## What the exercise asks
Find the lines that contain the word "timeline" and copy each one.

═══

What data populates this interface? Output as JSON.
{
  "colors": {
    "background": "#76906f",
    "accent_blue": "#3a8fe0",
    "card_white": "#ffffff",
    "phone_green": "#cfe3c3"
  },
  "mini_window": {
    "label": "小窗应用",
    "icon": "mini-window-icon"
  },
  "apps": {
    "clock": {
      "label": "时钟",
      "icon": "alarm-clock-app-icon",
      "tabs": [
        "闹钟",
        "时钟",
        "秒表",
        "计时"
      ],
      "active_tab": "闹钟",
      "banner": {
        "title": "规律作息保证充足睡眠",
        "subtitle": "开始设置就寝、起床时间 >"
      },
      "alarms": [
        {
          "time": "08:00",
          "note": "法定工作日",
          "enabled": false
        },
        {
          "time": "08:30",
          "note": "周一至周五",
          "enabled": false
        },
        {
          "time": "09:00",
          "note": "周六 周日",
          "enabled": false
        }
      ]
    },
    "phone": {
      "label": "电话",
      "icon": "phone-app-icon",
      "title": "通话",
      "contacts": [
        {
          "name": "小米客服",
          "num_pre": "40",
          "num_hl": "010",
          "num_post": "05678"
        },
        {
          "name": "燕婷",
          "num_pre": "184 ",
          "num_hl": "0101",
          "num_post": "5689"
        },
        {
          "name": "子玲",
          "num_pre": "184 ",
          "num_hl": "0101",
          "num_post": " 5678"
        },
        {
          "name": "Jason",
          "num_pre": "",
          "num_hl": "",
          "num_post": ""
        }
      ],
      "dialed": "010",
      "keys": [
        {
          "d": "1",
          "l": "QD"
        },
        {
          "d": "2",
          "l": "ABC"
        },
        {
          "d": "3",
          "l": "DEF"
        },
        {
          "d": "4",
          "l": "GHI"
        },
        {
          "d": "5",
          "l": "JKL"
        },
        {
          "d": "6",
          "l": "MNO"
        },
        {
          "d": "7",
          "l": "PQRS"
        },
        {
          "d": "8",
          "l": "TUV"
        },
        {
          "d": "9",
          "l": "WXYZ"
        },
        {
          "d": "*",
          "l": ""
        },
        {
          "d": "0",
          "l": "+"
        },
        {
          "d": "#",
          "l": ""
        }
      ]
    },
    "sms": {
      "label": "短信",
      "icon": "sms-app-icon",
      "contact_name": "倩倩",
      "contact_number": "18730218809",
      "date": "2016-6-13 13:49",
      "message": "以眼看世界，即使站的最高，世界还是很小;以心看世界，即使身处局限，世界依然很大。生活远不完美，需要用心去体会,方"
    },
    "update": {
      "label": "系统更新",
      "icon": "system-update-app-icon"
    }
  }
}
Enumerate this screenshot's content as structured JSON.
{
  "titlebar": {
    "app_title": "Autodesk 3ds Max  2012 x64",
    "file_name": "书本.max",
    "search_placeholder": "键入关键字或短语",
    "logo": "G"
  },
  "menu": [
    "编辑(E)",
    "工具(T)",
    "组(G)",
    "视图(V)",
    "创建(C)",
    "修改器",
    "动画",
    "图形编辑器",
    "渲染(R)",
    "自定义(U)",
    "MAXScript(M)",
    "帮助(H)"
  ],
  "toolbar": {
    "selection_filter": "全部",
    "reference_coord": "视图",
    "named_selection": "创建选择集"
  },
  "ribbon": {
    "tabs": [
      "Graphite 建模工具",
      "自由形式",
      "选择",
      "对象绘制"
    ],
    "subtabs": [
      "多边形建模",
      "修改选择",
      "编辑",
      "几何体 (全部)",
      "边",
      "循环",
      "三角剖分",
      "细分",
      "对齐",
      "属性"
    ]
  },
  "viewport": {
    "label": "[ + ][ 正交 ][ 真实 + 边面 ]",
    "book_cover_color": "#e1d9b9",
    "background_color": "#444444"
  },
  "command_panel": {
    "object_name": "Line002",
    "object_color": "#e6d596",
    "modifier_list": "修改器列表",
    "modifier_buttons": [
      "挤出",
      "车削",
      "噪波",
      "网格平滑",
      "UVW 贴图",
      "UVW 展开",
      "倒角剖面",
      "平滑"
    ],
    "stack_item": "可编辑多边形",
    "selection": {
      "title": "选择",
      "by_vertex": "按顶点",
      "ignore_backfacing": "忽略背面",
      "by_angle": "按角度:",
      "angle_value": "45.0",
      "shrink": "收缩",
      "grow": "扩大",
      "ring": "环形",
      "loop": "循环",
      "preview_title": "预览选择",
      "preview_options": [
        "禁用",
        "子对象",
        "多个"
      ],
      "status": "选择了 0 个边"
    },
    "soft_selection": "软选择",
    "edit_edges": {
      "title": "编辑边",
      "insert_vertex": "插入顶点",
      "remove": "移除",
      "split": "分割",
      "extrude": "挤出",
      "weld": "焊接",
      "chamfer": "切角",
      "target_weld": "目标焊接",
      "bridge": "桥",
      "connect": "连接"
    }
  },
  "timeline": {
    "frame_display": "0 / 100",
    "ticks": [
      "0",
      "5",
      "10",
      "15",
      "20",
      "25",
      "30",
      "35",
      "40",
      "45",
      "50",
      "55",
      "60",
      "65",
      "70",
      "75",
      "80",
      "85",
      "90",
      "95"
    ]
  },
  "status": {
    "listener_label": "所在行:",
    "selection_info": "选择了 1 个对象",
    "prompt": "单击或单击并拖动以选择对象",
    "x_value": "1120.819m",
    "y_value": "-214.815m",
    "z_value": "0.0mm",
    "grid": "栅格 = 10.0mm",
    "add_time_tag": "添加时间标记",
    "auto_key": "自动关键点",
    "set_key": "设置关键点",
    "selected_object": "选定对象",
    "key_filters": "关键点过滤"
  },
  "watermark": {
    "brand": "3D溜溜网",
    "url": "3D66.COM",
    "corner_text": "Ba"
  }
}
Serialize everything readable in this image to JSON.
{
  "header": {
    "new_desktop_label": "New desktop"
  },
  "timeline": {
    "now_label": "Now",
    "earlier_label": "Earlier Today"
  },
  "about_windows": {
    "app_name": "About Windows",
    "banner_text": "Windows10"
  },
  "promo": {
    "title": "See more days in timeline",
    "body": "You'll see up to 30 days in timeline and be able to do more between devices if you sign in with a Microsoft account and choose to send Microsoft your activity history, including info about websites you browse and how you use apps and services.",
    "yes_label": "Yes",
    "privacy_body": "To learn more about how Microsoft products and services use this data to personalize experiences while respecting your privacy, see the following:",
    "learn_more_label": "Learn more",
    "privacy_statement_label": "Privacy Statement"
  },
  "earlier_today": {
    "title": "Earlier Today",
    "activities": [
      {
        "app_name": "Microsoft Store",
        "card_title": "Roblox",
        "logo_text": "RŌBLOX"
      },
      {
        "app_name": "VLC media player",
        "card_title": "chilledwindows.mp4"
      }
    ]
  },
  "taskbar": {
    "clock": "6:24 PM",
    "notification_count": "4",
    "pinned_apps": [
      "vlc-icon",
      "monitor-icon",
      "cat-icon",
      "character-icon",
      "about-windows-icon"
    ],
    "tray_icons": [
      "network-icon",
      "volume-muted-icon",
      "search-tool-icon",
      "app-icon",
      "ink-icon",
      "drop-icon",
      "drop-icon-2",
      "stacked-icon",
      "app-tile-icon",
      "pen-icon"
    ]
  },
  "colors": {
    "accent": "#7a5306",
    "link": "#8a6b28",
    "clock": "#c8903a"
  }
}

═══

## Answer in full
  "timeline": {
  "timeline": {
    "title": "See more days in timeline",
    "body": "You'll see up to 30 days in timeline and be able to do more between devices if you sign in with a Microsoft account and choose to send Microsoft your activity history, including info about websites you browse and how you use apps and services.",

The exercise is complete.